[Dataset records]
* * *
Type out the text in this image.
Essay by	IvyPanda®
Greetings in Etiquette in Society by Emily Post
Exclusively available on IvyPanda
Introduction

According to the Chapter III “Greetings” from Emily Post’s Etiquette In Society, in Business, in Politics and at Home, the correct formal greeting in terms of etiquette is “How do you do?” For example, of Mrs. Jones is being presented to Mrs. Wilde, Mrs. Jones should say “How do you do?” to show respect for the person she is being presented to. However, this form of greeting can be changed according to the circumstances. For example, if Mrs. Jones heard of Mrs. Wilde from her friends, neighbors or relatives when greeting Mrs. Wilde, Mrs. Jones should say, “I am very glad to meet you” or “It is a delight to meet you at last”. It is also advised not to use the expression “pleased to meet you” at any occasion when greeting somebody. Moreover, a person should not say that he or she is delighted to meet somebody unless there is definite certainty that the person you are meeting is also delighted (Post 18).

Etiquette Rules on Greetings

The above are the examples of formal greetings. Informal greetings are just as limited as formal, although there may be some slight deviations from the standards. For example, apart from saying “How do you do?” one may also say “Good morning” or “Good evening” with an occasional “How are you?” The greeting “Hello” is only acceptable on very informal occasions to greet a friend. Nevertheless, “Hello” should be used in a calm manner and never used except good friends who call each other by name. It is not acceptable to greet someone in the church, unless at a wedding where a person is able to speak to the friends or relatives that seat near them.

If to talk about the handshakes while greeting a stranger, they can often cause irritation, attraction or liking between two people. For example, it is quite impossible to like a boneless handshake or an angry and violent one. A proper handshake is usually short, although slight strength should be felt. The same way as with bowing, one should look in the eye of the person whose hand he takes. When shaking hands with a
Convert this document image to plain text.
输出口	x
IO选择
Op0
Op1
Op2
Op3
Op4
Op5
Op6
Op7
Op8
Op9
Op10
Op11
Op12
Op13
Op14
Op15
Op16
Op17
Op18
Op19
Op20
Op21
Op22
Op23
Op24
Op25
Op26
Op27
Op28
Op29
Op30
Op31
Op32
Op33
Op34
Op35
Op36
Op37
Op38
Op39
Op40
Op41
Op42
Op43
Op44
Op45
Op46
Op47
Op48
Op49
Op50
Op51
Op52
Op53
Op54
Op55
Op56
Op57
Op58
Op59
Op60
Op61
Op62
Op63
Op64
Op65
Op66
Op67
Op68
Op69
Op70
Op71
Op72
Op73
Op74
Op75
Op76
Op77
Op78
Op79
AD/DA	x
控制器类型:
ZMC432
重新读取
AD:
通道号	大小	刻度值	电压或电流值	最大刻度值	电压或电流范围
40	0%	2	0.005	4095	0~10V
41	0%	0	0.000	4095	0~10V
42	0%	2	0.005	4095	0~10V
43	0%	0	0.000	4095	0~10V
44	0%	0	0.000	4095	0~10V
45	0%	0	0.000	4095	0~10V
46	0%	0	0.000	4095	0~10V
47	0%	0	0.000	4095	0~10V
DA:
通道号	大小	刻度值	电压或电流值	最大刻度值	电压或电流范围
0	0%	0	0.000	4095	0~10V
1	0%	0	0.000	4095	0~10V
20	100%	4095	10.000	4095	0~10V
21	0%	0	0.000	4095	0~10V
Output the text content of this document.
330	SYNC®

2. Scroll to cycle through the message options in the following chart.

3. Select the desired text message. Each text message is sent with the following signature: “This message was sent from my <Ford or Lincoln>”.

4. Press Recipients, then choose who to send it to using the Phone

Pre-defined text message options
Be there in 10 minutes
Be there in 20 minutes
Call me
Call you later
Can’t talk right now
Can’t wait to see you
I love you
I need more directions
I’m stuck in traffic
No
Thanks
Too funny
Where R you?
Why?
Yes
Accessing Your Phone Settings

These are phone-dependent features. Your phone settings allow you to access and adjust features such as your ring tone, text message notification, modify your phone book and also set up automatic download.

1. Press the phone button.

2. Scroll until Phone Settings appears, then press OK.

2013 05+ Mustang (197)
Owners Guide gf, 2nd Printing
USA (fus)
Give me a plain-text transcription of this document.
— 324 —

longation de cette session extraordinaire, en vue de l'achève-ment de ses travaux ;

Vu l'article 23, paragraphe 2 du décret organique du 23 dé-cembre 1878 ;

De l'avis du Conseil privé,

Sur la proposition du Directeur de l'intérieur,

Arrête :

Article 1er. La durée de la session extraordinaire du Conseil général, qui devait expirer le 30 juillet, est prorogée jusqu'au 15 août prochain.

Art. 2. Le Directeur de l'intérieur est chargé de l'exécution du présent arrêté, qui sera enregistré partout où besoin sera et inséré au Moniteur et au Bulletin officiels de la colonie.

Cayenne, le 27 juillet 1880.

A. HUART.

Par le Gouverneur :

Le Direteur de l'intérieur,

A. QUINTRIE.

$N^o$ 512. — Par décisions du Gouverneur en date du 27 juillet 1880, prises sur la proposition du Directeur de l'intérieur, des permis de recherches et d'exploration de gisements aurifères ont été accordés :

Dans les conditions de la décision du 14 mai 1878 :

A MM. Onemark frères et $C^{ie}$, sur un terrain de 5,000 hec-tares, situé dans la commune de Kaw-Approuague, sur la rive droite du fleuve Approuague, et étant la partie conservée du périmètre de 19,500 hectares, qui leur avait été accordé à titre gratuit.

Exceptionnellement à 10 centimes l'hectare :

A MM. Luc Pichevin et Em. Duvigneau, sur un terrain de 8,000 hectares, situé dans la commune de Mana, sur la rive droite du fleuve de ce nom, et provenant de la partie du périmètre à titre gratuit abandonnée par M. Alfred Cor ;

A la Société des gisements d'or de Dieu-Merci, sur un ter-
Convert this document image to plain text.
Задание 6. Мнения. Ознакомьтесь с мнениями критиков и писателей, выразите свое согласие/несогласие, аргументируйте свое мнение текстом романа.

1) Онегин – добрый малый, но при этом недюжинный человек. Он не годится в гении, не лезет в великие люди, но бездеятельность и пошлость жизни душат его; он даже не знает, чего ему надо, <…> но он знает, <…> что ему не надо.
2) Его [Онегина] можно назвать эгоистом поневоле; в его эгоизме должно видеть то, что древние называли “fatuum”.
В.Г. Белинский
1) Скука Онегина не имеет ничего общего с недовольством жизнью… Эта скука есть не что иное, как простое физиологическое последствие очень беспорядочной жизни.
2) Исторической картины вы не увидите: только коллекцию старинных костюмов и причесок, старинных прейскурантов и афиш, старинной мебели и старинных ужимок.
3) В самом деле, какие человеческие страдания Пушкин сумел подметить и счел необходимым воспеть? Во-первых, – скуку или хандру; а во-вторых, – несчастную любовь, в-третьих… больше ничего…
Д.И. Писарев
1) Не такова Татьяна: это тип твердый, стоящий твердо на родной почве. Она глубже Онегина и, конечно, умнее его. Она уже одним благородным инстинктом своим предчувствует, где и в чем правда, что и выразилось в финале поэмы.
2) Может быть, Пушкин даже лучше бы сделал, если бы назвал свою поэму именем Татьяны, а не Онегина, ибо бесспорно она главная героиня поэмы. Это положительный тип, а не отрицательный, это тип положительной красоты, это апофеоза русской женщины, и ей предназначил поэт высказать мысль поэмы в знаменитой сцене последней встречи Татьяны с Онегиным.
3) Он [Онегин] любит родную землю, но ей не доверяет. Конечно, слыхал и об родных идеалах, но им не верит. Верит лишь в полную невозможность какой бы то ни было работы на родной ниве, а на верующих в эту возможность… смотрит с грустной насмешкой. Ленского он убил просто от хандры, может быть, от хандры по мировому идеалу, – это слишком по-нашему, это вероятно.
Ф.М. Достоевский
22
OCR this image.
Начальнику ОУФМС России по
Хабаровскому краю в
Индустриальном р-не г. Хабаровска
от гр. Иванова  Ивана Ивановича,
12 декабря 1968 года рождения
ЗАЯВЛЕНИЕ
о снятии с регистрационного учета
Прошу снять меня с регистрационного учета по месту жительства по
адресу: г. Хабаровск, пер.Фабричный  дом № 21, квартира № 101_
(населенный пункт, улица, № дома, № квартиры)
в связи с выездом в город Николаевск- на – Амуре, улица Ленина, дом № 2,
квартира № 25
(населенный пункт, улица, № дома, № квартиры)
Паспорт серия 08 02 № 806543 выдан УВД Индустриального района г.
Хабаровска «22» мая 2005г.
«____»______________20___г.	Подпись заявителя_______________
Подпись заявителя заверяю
* * *
Each line from the one with "OCR this image." through the last line of the records must be written out word for word. Include nothing else.

OCR this image.
Начальнику ОУФМС России по
Хабаровскому краю в
Индустриальном р-не г. Хабаровска
от гр. Иванова  Ивана Ивановича,
12 декабря 1968 года рождения
ЗАЯВЛЕНИЕ
о снятии с регистрационного учета
Прошу снять меня с регистрационного учета по месту жительства по
адресу: г. Хабаровск, пер.Фабричный  дом № 21, квартира № 101_
(населенный пункт, улица, № дома, № квартиры)
в связи с выездом в город Николаевск- на – Амуре, улица Ленина, дом № 2,
квартира № 25
(населенный пункт, улица, № дома, № квартиры)
Паспорт серия 08 02 № 806543 выдан УВД Индустриального района г.
Хабаровска «22» мая 2005г.
«____»______________20___г.	Подпись заявителя_______________
Подпись заявителя заверяю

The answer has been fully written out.